-- Start of Material for the task --

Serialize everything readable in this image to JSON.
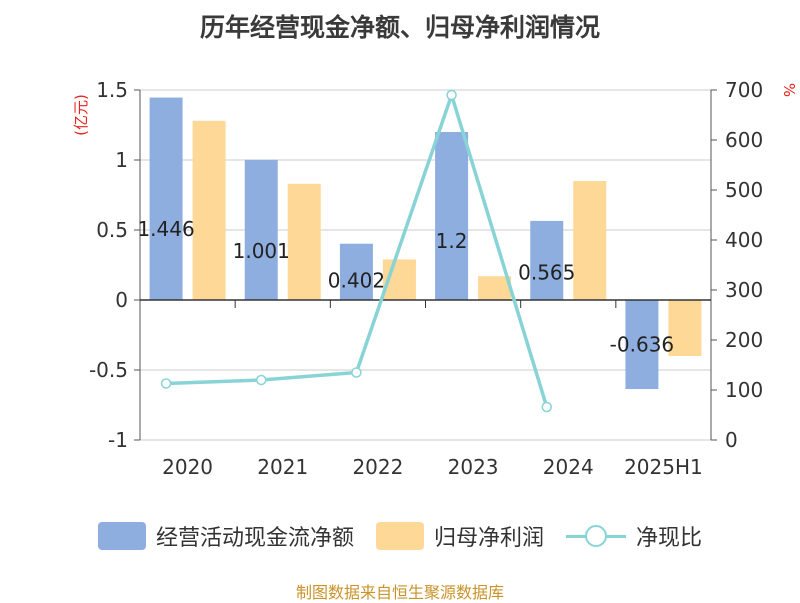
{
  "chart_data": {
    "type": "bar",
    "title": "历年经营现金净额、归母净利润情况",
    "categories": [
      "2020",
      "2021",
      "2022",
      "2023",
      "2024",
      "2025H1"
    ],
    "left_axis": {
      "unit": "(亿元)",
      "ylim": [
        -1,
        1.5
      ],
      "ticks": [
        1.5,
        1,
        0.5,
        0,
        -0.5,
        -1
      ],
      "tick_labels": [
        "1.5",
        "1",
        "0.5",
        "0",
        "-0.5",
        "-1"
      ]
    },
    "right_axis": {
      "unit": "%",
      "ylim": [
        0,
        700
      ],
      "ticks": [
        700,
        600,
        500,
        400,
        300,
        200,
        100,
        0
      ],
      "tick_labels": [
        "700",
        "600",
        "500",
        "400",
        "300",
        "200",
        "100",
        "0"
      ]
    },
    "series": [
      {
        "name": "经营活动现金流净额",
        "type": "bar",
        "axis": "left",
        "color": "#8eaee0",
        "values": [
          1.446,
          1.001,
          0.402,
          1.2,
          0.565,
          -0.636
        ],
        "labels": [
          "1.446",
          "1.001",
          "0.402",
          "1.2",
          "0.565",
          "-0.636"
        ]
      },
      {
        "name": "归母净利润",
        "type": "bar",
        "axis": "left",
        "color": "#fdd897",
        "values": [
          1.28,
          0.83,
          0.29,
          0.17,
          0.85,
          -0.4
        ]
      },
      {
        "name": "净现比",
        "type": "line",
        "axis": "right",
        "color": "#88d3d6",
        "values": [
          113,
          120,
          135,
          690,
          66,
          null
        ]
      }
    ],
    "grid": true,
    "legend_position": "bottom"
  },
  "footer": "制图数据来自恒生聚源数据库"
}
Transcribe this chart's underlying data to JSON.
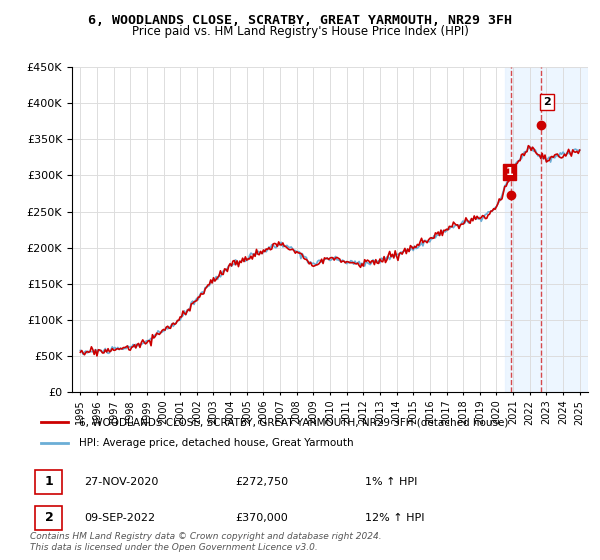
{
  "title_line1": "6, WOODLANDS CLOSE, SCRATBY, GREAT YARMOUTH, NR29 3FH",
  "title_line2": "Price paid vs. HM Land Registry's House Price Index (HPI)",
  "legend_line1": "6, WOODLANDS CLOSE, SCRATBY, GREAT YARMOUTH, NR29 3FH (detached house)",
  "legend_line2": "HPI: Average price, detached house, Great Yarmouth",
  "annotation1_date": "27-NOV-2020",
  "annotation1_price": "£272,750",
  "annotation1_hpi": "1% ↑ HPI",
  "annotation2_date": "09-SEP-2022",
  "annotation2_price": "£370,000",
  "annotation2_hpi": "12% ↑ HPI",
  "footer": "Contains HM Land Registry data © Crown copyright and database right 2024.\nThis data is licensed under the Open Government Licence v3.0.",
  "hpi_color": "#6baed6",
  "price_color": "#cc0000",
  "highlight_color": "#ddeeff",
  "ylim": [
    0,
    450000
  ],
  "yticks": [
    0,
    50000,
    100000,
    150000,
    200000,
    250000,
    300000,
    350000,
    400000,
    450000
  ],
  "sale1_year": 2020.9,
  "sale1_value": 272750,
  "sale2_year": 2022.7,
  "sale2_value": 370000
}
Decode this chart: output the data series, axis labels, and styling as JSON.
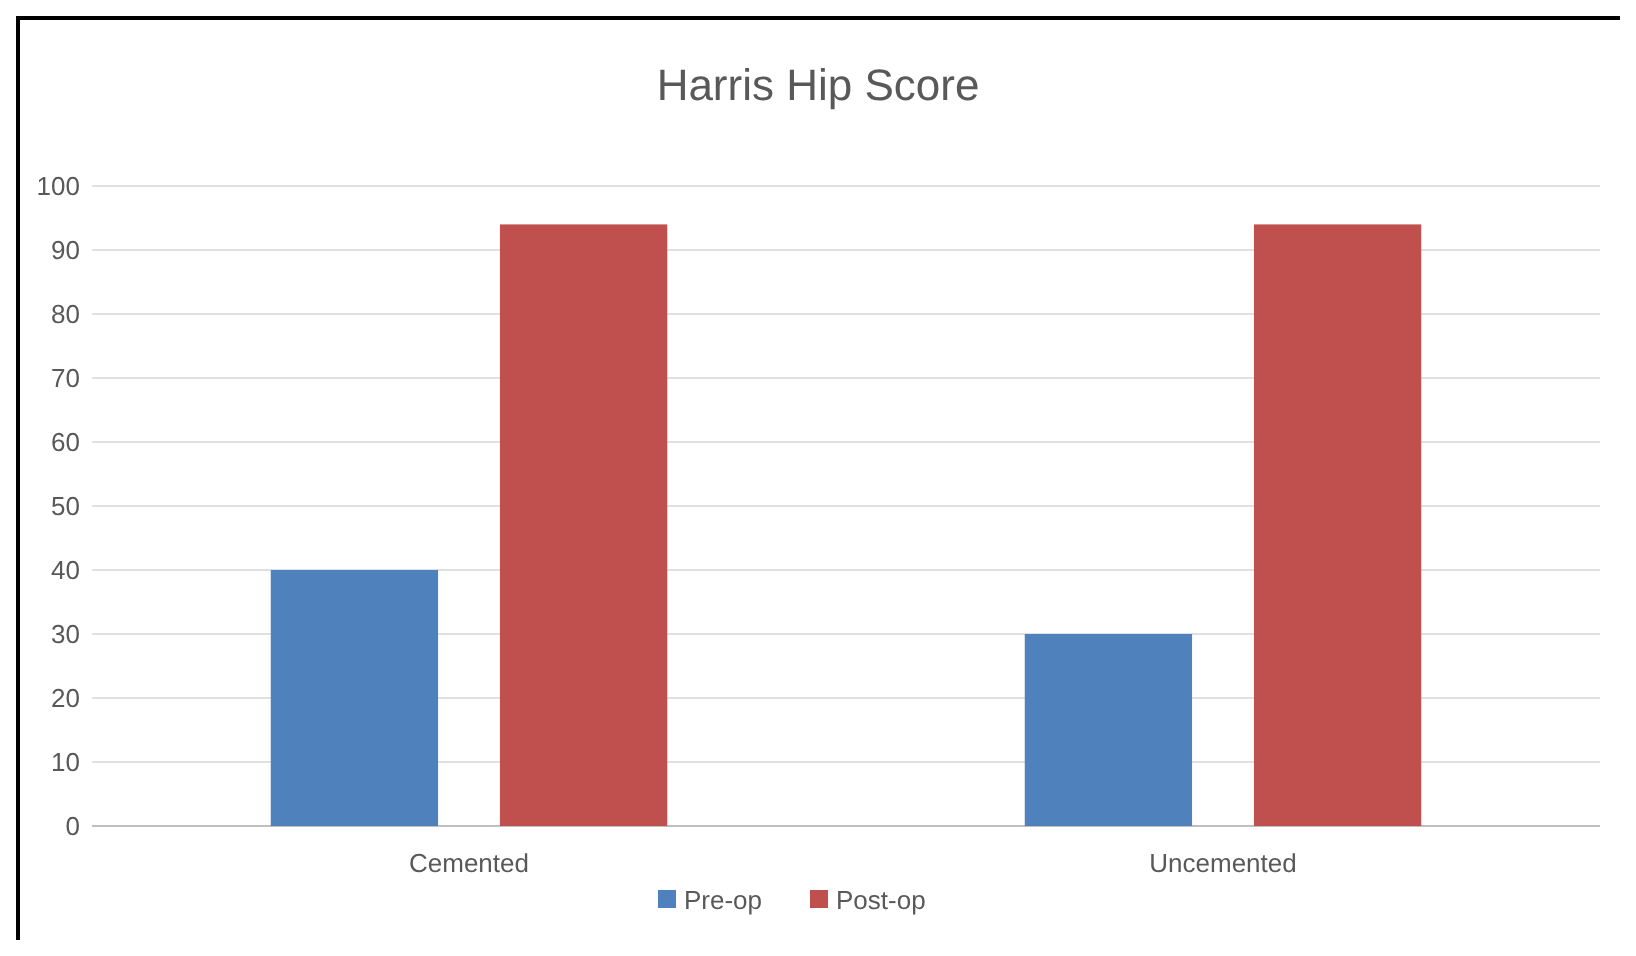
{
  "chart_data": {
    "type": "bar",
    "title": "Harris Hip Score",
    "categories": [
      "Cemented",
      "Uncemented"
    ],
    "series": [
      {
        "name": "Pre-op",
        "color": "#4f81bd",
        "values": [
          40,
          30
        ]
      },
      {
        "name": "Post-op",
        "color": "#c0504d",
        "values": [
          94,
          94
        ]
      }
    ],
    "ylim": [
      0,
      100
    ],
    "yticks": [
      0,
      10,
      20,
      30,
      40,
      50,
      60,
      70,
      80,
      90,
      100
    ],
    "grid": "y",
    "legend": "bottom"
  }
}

-- End of Material for the task --

- Description of the task
Take the records above from the line with "Decode this chart: output" down to their last line and please copy those lines exactly, without the pictures.

- The answer
Decode this chart: output the data series, axis labels, and styling as JSON.
{
  "chart_data": {
    "type": "bar",
    "title": "Harris Hip Score",
    "categories": [
      "Cemented",
      "Uncemented"
    ],
    "series": [
      {
        "name": "Pre-op",
        "color": "#4f81bd",
        "values": [
          40,
          30
        ]
      },
      {
        "name": "Post-op",
        "color": "#c0504d",
        "values": [
          94,
          94
        ]
      }
    ],
    "ylim": [
      0,
      100
    ],
    "yticks": [
      0,
      10,
      20,
      30,
      40,
      50,
      60,
      70,
      80,
      90,
      100
    ],
    "grid": "y",
    "legend": "bottom"
  }
}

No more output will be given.